• Figure collection entries:
◇ ◇ ◇ ◇
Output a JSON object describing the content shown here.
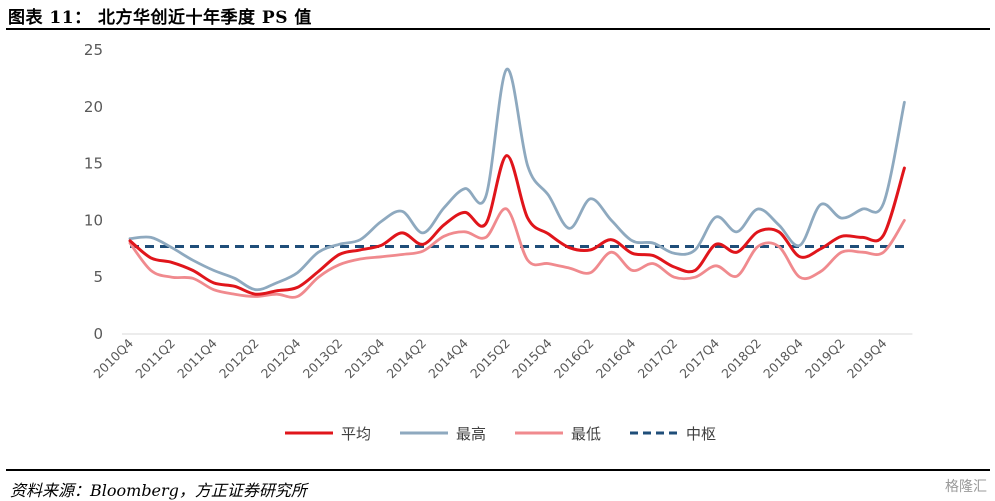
{
  "header": {
    "title": "图表 11： 北方华创近十年季度 PS 值"
  },
  "footer": {
    "source": "资料来源：Bloomberg，方正证券研究所",
    "watermark": "格隆汇"
  },
  "colors": {
    "avg": "#e0151b",
    "max": "#8ea9bf",
    "min": "#f08a8e",
    "center": "#1f4e79"
  },
  "chart_data": {
    "type": "line",
    "title": "",
    "xlabel": "",
    "ylabel": "",
    "ylim": [
      0,
      25
    ],
    "yticks": [
      0,
      5,
      10,
      15,
      20,
      25
    ],
    "grid": false,
    "legend_position": "bottom",
    "x": [
      "2010Q4",
      "2011Q1",
      "2011Q2",
      "2011Q3",
      "2011Q4",
      "2012Q1",
      "2012Q2",
      "2012Q3",
      "2012Q4",
      "2013Q1",
      "2013Q2",
      "2013Q3",
      "2013Q4",
      "2014Q1",
      "2014Q2",
      "2014Q3",
      "2014Q4",
      "2015Q1",
      "2015Q2",
      "2015Q3",
      "2015Q4",
      "2016Q1",
      "2016Q2",
      "2016Q3",
      "2016Q4",
      "2017Q1",
      "2017Q2",
      "2017Q3",
      "2017Q4",
      "2018Q1",
      "2018Q2",
      "2018Q3",
      "2018Q4",
      "2019Q1",
      "2019Q2",
      "2019Q3",
      "2019Q4",
      "2020Q1"
    ],
    "xticklabels": [
      "2010Q4",
      "2011Q2",
      "2011Q4",
      "2012Q2",
      "2012Q4",
      "2013Q2",
      "2013Q4",
      "2014Q2",
      "2014Q4",
      "2015Q2",
      "2015Q4",
      "2016Q2",
      "2016Q4",
      "2017Q2",
      "2017Q4",
      "2018Q2",
      "2018Q4",
      "2019Q2",
      "2019Q4"
    ],
    "series": [
      {
        "key": "avg",
        "name": "平均",
        "style": "solid",
        "values": [
          8.2,
          6.7,
          6.3,
          5.6,
          4.5,
          4.2,
          3.5,
          3.8,
          4.1,
          5.5,
          7.0,
          7.4,
          7.8,
          8.9,
          7.9,
          9.6,
          10.7,
          9.7,
          15.7,
          10.2,
          8.8,
          7.6,
          7.4,
          8.3,
          7.1,
          6.9,
          5.9,
          5.6,
          7.9,
          7.2,
          9.0,
          9.0,
          6.8,
          7.5,
          8.6,
          8.5,
          8.7,
          14.6
        ]
      },
      {
        "key": "max",
        "name": "最高",
        "style": "solid",
        "values": [
          8.4,
          8.5,
          7.6,
          6.5,
          5.6,
          4.9,
          3.9,
          4.5,
          5.4,
          7.2,
          7.9,
          8.3,
          9.9,
          10.8,
          8.9,
          11.1,
          12.8,
          12.1,
          23.3,
          14.8,
          12.2,
          9.3,
          11.9,
          10.0,
          8.2,
          8.0,
          7.1,
          7.4,
          10.3,
          9.0,
          11.0,
          9.6,
          7.8,
          11.4,
          10.2,
          11.0,
          11.5,
          20.4
        ]
      },
      {
        "key": "min",
        "name": "最低",
        "style": "solid",
        "values": [
          8.0,
          5.6,
          5.0,
          4.9,
          3.9,
          3.5,
          3.3,
          3.5,
          3.3,
          5.0,
          6.1,
          6.6,
          6.8,
          7.0,
          7.3,
          8.6,
          9.0,
          8.5,
          11.0,
          6.5,
          6.2,
          5.8,
          5.4,
          7.2,
          5.6,
          6.2,
          5.0,
          5.0,
          6.0,
          5.1,
          7.7,
          7.7,
          5.0,
          5.5,
          7.2,
          7.2,
          7.2,
          10.0
        ]
      },
      {
        "key": "center",
        "name": "中枢",
        "style": "dashed",
        "values": [
          7.7,
          7.7,
          7.7,
          7.7,
          7.7,
          7.7,
          7.7,
          7.7,
          7.7,
          7.7,
          7.7,
          7.7,
          7.7,
          7.7,
          7.7,
          7.7,
          7.7,
          7.7,
          7.7,
          7.7,
          7.7,
          7.7,
          7.7,
          7.7,
          7.7,
          7.7,
          7.7,
          7.7,
          7.7,
          7.7,
          7.7,
          7.7,
          7.7,
          7.7,
          7.7,
          7.7,
          7.7,
          7.7
        ]
      }
    ]
  }
}
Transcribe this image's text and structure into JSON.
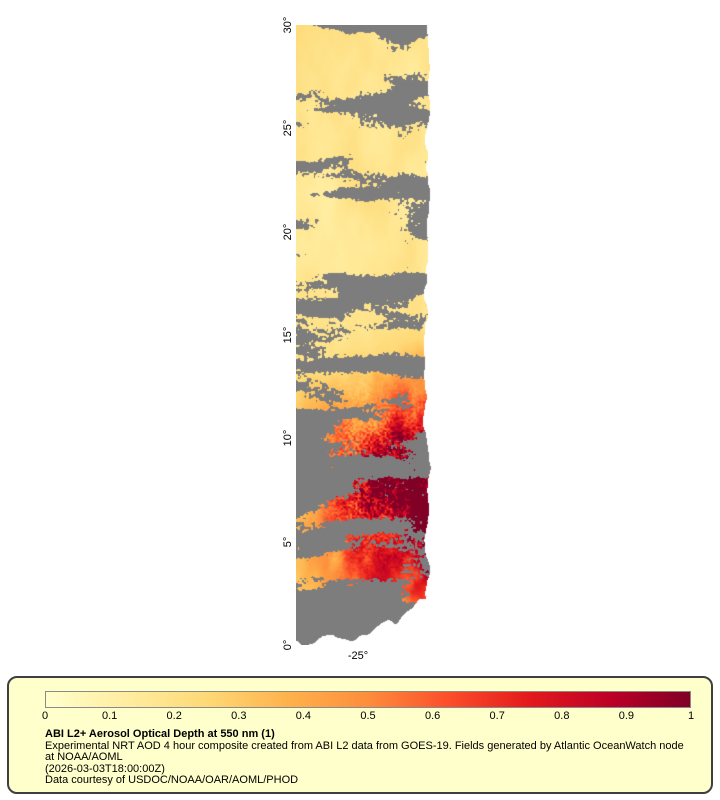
{
  "figure": {
    "background_color": "#ffffff"
  },
  "map": {
    "lat_tick_labels": [
      "30°",
      "25°",
      "20°",
      "15°",
      "10°",
      "5°",
      "0°"
    ],
    "lon_tick_label": "-25°",
    "no_data_color": "#7d7d7d"
  },
  "colorbar": {
    "min": 0,
    "max": 1,
    "tick_labels": [
      "0",
      "0.1",
      "0.2",
      "0.3",
      "0.4",
      "0.5",
      "0.6",
      "0.7",
      "0.8",
      "0.9",
      "1"
    ],
    "colormap_stops": [
      "#ffffcc",
      "#ffeda0",
      "#fed976",
      "#feb24c",
      "#fd8d3c",
      "#fc4e2a",
      "#e31a1c",
      "#bd0026",
      "#800026"
    ]
  },
  "legend": {
    "title": "ABI L2+ Aerosol Optical Depth at 550 nm (1)",
    "description": "Experimental NRT AOD 4 hour composite created from ABI L2 data from GOES-19. Fields generated by Atlantic OceanWatch node at NOAA/AOML",
    "timestamp": "(2026-03-03T18:00:00Z)",
    "credit": "Data courtesy of USDOC/NOAA/OAR/AOML/PHOD",
    "background_color": "#ffffcc",
    "border_color": "#3f3f3f"
  }
}
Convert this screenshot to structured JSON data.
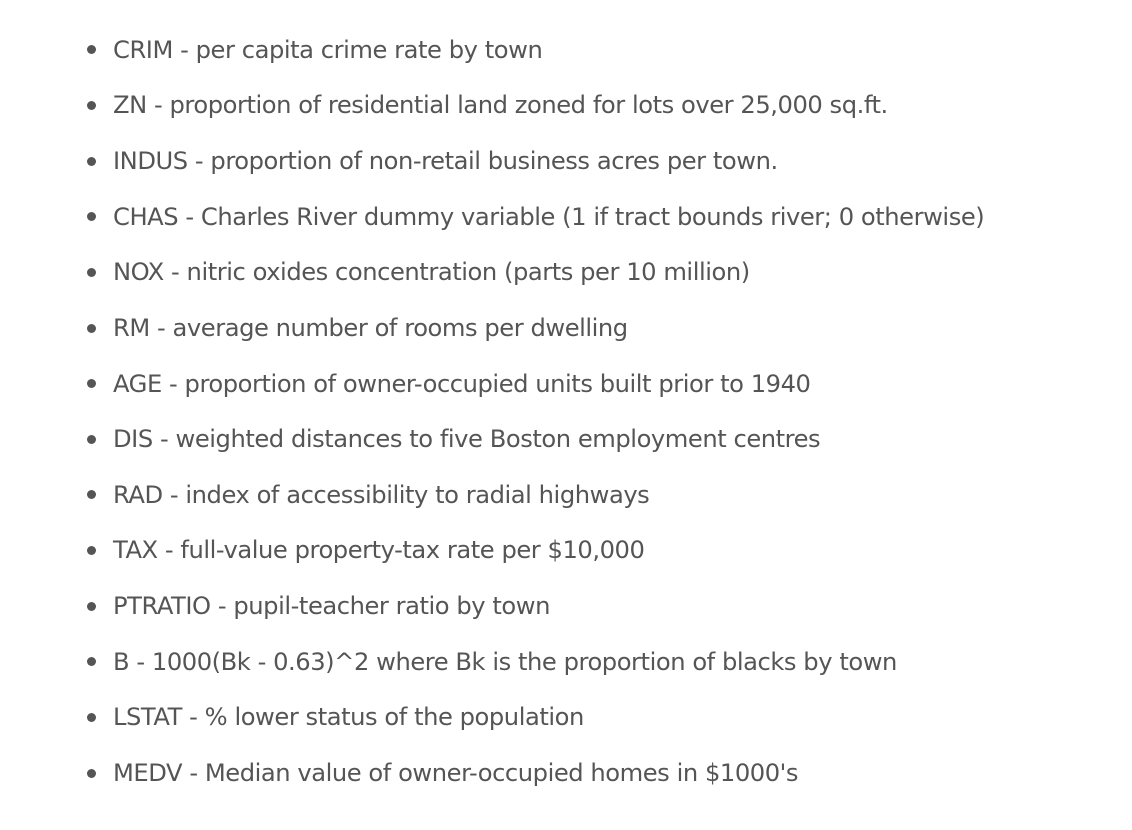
{
  "features": [
    {
      "text": "CRIM - per capita crime rate by town"
    },
    {
      "text": "ZN - proportion of residential land zoned for lots over 25,000 sq.ft."
    },
    {
      "text": "INDUS - proportion of non-retail business acres per town."
    },
    {
      "text": "CHAS - Charles River dummy variable (1 if tract bounds river; 0 otherwise)"
    },
    {
      "text": "NOX - nitric oxides concentration (parts per 10 million)"
    },
    {
      "text": "RM - average number of rooms per dwelling"
    },
    {
      "text": "AGE - proportion of owner-occupied units built prior to 1940"
    },
    {
      "text": "DIS - weighted distances to five Boston employment centres"
    },
    {
      "text": "RAD - index of accessibility to radial highways"
    },
    {
      "text": "TAX - full-value property-tax rate per $10,000"
    },
    {
      "text": "PTRATIO - pupil-teacher ratio by town"
    },
    {
      "text": "B - 1000(Bk - 0.63)^2 where Bk is the proportion of blacks by town"
    },
    {
      "text": "LSTAT - % lower status of the population"
    },
    {
      "text": "MEDV - Median value of owner-occupied homes in $1000's"
    }
  ]
}
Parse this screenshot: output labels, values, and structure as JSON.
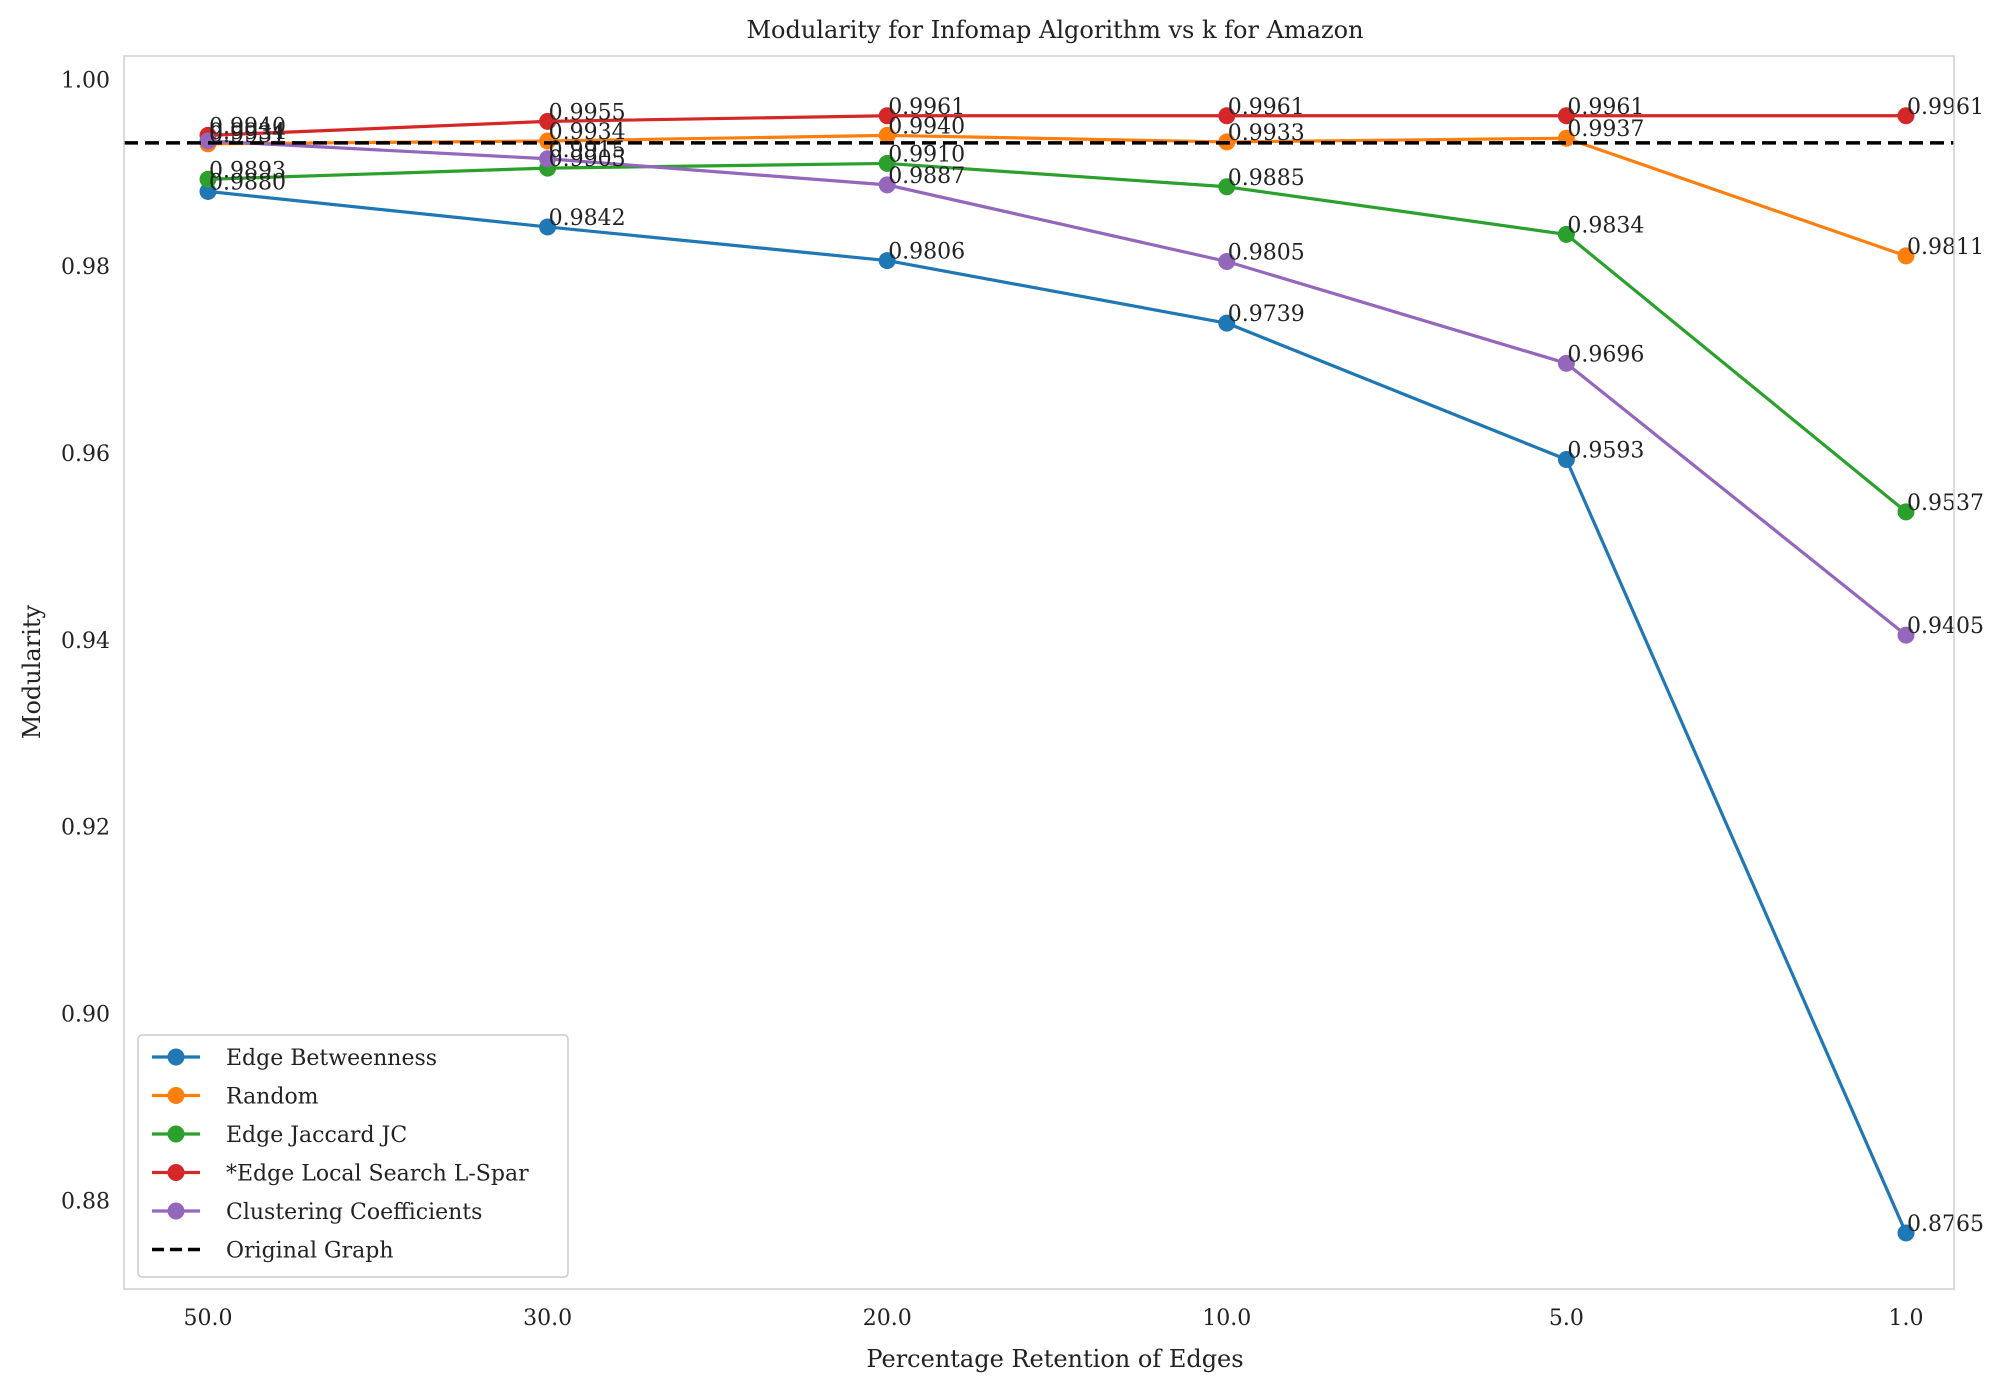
◇ ◇ ◇ ◇
• What the exercise asks: Go through the entries above and copy every line containing "town".

• Final answer:
      "text": "CRIM - per capita crime rate by town"
      "text": "INDUS - proportion of non-retail business acres per town."
      "text": "PTRATIO - pupil-teacher ratio by town"
      "text": "B - 1000(Bk - 0.63)^2 where Bk is the proportion of blacks by town"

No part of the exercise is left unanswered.